**Exercise prompt**
Work out how many lines in the entries below include the word "Level". Give nothing but the number.

**Data rows**
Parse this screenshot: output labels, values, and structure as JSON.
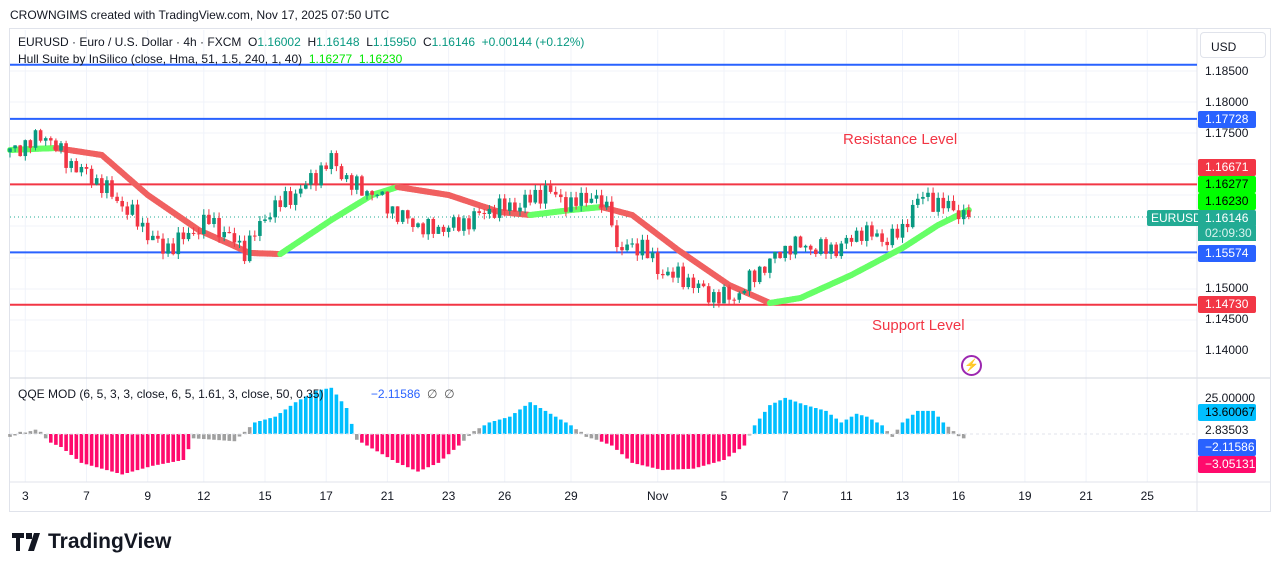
{
  "credit": "CROWNGIMS created with TradingView.com, Nov 17, 2025 07:50 UTC",
  "legend": {
    "symbol": "EURUSD · Euro / U.S. Dollar · 4h · FXCM",
    "o_label": "O",
    "o": "1.16002",
    "h_label": "H",
    "h": "1.16148",
    "l_label": "L",
    "l": "1.15950",
    "c_label": "C",
    "c": "1.16146",
    "change": "+0.00144 (+0.12%)",
    "hull": "Hull Suite by InSilico (close, Hma, 51, 1.5, 240, 1, 40)",
    "hull_v1": "1.16277",
    "hull_v2": "1.16230",
    "qqe": "QQE MOD (6, 5, 3, 3, close, 6, 5, 1.61, 3, close, 50, 0.35)",
    "qqe_v": "−2.11586",
    "qqe_na1": "∅",
    "qqe_na2": "∅"
  },
  "currency": "USD",
  "annotations": {
    "resistance": "Resistance Level",
    "support": "Support Level"
  },
  "symbol_tag": "EURUSD",
  "countdown": "02:09:30",
  "brand": "TradingView",
  "colors": {
    "up": "#089981",
    "down": "#f23645",
    "hull_up": "#66ff66",
    "hull_down": "#f06060",
    "blue_line": "#2962ff",
    "red_line": "#f23645",
    "qqe_up": "#00bfff",
    "qqe_down": "#ff0a6c",
    "qqe_neutral": "#a0a0a0"
  },
  "chart_data": {
    "type": "candlestick",
    "price_axis": {
      "ticks": [
        "1.18500",
        "1.18000",
        "1.17500",
        "1.15000",
        "1.14500",
        "1.14000"
      ],
      "ylim": [
        1.135,
        1.191
      ]
    },
    "price_labels": [
      {
        "value": "1.17728",
        "bg": "#2962ff",
        "fg": "#fff"
      },
      {
        "value": "1.16671",
        "bg": "#f23645",
        "fg": "#fff"
      },
      {
        "value": "1.16277",
        "bg": "#00ff00",
        "fg": "#000"
      },
      {
        "value": "1.16230",
        "bg": "#00ff00",
        "fg": "#000"
      },
      {
        "value": "1.16146",
        "bg": "#22ab94",
        "fg": "#fff"
      },
      {
        "value": "1.15574",
        "bg": "#2962ff",
        "fg": "#fff"
      },
      {
        "value": "1.14730",
        "bg": "#f23645",
        "fg": "#fff"
      }
    ],
    "horizontal_lines": [
      {
        "price": 1.186,
        "color": "#2962ff"
      },
      {
        "price": 1.17728,
        "color": "#2962ff"
      },
      {
        "price": 1.16671,
        "color": "#f23645"
      },
      {
        "price": 1.15574,
        "color": "#2962ff"
      },
      {
        "price": 1.1473,
        "color": "#f23645"
      }
    ],
    "last_price": 1.16146,
    "date_ticks": [
      {
        "label": "3",
        "bar": 3
      },
      {
        "label": "7",
        "bar": 15
      },
      {
        "label": "9",
        "bar": 27
      },
      {
        "label": "12",
        "bar": 38
      },
      {
        "label": "15",
        "bar": 50
      },
      {
        "label": "17",
        "bar": 62
      },
      {
        "label": "21",
        "bar": 74
      },
      {
        "label": "23",
        "bar": 86
      },
      {
        "label": "26",
        "bar": 97
      },
      {
        "label": "29",
        "bar": 110
      },
      {
        "label": "Nov",
        "bar": 127
      },
      {
        "label": "5",
        "bar": 140
      },
      {
        "label": "7",
        "bar": 152
      },
      {
        "label": "11",
        "bar": 164
      },
      {
        "label": "13",
        "bar": 175
      },
      {
        "label": "16",
        "bar": 186
      },
      {
        "label": "19",
        "bar": 199
      },
      {
        "label": "21",
        "bar": 211
      },
      {
        "label": "25",
        "bar": 223
      }
    ],
    "close_path": [
      [
        0,
        1.17194
      ],
      [
        7,
        1.17468
      ],
      [
        11,
        1.17065
      ],
      [
        18,
        1.16661
      ],
      [
        24,
        1.16177
      ],
      [
        30,
        1.15613
      ],
      [
        35,
        1.15855
      ],
      [
        39,
        1.16097
      ],
      [
        46,
        1.15613
      ],
      [
        51,
        1.16258
      ],
      [
        57,
        1.16581
      ],
      [
        63,
        1.17065
      ],
      [
        67,
        1.16661
      ],
      [
        72,
        1.165
      ],
      [
        76,
        1.16177
      ],
      [
        82,
        1.15935
      ],
      [
        88,
        1.16016
      ],
      [
        94,
        1.16258
      ],
      [
        100,
        1.16339
      ],
      [
        105,
        1.16581
      ],
      [
        110,
        1.16339
      ],
      [
        114,
        1.165
      ],
      [
        118,
        1.16177
      ],
      [
        119,
        1.15613
      ],
      [
        124,
        1.15694
      ],
      [
        127,
        1.1529
      ],
      [
        133,
        1.15129
      ],
      [
        137,
        1.14887
      ],
      [
        142,
        1.14839
      ],
      [
        147,
        1.1529
      ],
      [
        153,
        1.15694
      ],
      [
        161,
        1.15613
      ],
      [
        165,
        1.15774
      ],
      [
        167,
        1.15935
      ],
      [
        171,
        1.15774
      ],
      [
        175,
        1.15903
      ],
      [
        177,
        1.16339
      ],
      [
        179,
        1.16468
      ],
      [
        183,
        1.16339
      ],
      [
        188,
        1.16146
      ]
    ],
    "hull": [
      [
        0,
        1.17226
      ],
      [
        9,
        1.17258
      ],
      [
        18,
        1.17145
      ],
      [
        27,
        1.165
      ],
      [
        37,
        1.15935
      ],
      [
        47,
        1.15565
      ],
      [
        53,
        1.15548
      ],
      [
        63,
        1.16097
      ],
      [
        71,
        1.165
      ],
      [
        76,
        1.16629
      ],
      [
        86,
        1.165
      ],
      [
        96,
        1.16226
      ],
      [
        102,
        1.16177
      ],
      [
        110,
        1.16258
      ],
      [
        116,
        1.16306
      ],
      [
        122,
        1.16177
      ],
      [
        131,
        1.15613
      ],
      [
        141,
        1.15048
      ],
      [
        149,
        1.14758
      ],
      [
        155,
        1.14839
      ],
      [
        165,
        1.1521
      ],
      [
        175,
        1.15645
      ],
      [
        182,
        1.16016
      ],
      [
        188,
        1.16258
      ]
    ],
    "qqe_axis": {
      "ticks": [
        "25.00000",
        "2.83503"
      ],
      "labels": [
        {
          "value": "13.60067",
          "bg": "#00bfff",
          "fg": "#000"
        },
        {
          "value": "−2.11586",
          "bg": "#2962ff",
          "fg": "#fff"
        },
        {
          "value": "−3.05131",
          "bg": "#ff0a6c",
          "fg": "#fff"
        }
      ]
    },
    "qqe": [
      [
        0,
        -2
      ],
      [
        5,
        3
      ],
      [
        8,
        -6
      ],
      [
        10,
        -9
      ],
      [
        14,
        -20
      ],
      [
        22,
        -28
      ],
      [
        28,
        -22
      ],
      [
        34,
        -18
      ],
      [
        36,
        -3
      ],
      [
        40,
        -4
      ],
      [
        44,
        -5
      ],
      [
        48,
        8
      ],
      [
        52,
        12
      ],
      [
        56,
        22
      ],
      [
        60,
        30
      ],
      [
        63,
        32
      ],
      [
        66,
        18
      ],
      [
        68,
        -4
      ],
      [
        71,
        -10
      ],
      [
        76,
        -20
      ],
      [
        80,
        -26
      ],
      [
        84,
        -20
      ],
      [
        88,
        -8
      ],
      [
        91,
        2
      ],
      [
        94,
        8
      ],
      [
        98,
        12
      ],
      [
        102,
        22
      ],
      [
        106,
        14
      ],
      [
        110,
        6
      ],
      [
        113,
        -2
      ],
      [
        115,
        -4
      ],
      [
        118,
        -8
      ],
      [
        122,
        -20
      ],
      [
        128,
        -25
      ],
      [
        134,
        -24
      ],
      [
        140,
        -18
      ],
      [
        144,
        -8
      ],
      [
        146,
        6
      ],
      [
        149,
        20
      ],
      [
        152,
        25
      ],
      [
        156,
        20
      ],
      [
        160,
        16
      ],
      [
        163,
        8
      ],
      [
        166,
        14
      ],
      [
        168,
        12
      ],
      [
        171,
        6
      ],
      [
        173,
        -2
      ],
      [
        175,
        8
      ],
      [
        178,
        16
      ],
      [
        181,
        16
      ],
      [
        183,
        8
      ],
      [
        185,
        2
      ],
      [
        187,
        -3
      ]
    ]
  }
}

**Exercise output**
2